WRITTEN PROBLEM →
Write out the whole listing again, exactly as given.
*** ENTRIES ***
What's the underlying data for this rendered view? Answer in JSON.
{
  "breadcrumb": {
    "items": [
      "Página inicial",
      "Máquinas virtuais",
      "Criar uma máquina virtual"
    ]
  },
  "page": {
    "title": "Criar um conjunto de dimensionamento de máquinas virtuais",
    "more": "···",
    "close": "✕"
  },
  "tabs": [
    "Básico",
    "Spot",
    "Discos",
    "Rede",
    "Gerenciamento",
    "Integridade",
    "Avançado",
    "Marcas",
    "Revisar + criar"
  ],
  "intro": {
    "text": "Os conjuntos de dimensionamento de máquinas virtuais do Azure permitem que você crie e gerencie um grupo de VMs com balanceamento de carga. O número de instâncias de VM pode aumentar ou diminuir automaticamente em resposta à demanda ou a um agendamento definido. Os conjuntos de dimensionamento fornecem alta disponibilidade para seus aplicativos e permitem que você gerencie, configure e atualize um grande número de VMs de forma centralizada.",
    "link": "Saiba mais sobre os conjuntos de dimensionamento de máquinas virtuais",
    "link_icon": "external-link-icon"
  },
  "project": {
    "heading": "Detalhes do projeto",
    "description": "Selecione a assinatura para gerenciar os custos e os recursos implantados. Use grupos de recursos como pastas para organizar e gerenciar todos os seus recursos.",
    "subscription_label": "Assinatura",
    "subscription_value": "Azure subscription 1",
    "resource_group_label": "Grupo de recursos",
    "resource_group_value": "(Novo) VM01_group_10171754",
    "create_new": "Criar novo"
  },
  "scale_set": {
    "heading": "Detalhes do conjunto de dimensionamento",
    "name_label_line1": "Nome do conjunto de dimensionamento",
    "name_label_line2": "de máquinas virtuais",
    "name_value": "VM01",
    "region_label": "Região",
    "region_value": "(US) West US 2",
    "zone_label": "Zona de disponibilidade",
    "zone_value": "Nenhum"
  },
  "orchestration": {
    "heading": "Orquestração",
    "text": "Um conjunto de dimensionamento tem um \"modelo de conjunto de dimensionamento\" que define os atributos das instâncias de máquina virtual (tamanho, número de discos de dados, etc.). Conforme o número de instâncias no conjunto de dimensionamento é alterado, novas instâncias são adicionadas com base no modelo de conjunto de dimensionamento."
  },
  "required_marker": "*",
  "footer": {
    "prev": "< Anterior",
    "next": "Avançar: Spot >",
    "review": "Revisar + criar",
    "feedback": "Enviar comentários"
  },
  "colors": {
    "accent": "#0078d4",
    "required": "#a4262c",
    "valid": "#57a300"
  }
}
***
RESPONSE →
What's the underlying data for this rendered view? Answer in JSON.
{
  "breadcrumb": {
    "items": [
      "Página inicial",
      "Máquinas virtuais",
      "Criar uma máquina virtual"
    ]
  },
  "page": {
    "title": "Criar um conjunto de dimensionamento de máquinas virtuais",
    "more": "···",
    "close": "✕"
  },
  "tabs": [
    "Básico",
    "Spot",
    "Discos",
    "Rede",
    "Gerenciamento",
    "Integridade",
    "Avançado",
    "Marcas",
    "Revisar + criar"
  ],
  "intro": {
    "text": "Os conjuntos de dimensionamento de máquinas virtuais do Azure permitem que você crie e gerencie um grupo de VMs com balanceamento de carga. O número de instâncias de VM pode aumentar ou diminuir automaticamente em resposta à demanda ou a um agendamento definido. Os conjuntos de dimensionamento fornecem alta disponibilidade para seus aplicativos e permitem que você gerencie, configure e atualize um grande número de VMs de forma centralizada.",
    "link": "Saiba mais sobre os conjuntos de dimensionamento de máquinas virtuais",
    "link_icon": "external-link-icon"
  },
  "project": {
    "heading": "Detalhes do projeto",
    "description": "Selecione a assinatura para gerenciar os custos e os recursos implantados. Use grupos de recursos como pastas para organizar e gerenciar todos os seus recursos.",
    "subscription_label": "Assinatura",
    "subscription_value": "Azure subscription 1",
    "resource_group_label": "Grupo de recursos",
    "resource_group_value": "(Novo) VM01_group_10171754",
    "create_new": "Criar novo"
  },
  "scale_set": {
    "heading": "Detalhes do conjunto de dimensionamento",
    "name_label_line1": "Nome do conjunto de dimensionamento",
    "name_label_line2": "de máquinas virtuais",
    "name_value": "VM01",
    "region_label": "Região",
    "region_value": "(US) West US 2",
    "zone_label": "Zona de disponibilidade",
    "zone_value": "Nenhum"
  },
  "orchestration": {
    "heading": "Orquestração",
    "text": "Um conjunto de dimensionamento tem um \"modelo de conjunto de dimensionamento\" que define os atributos das instâncias de máquina virtual (tamanho, número de discos de dados, etc.). Conforme o número de instâncias no conjunto de dimensionamento é alterado, novas instâncias são adicionadas com base no modelo de conjunto de dimensionamento."
  },
  "required_marker": "*",
  "footer": {
    "prev": "< Anterior",
    "next": "Avançar: Spot >",
    "review": "Revisar + criar",
    "feedback": "Enviar comentários"
  },
  "colors": {
    "accent": "#0078d4",
    "required": "#a4262c",
    "valid": "#57a300"
  }
}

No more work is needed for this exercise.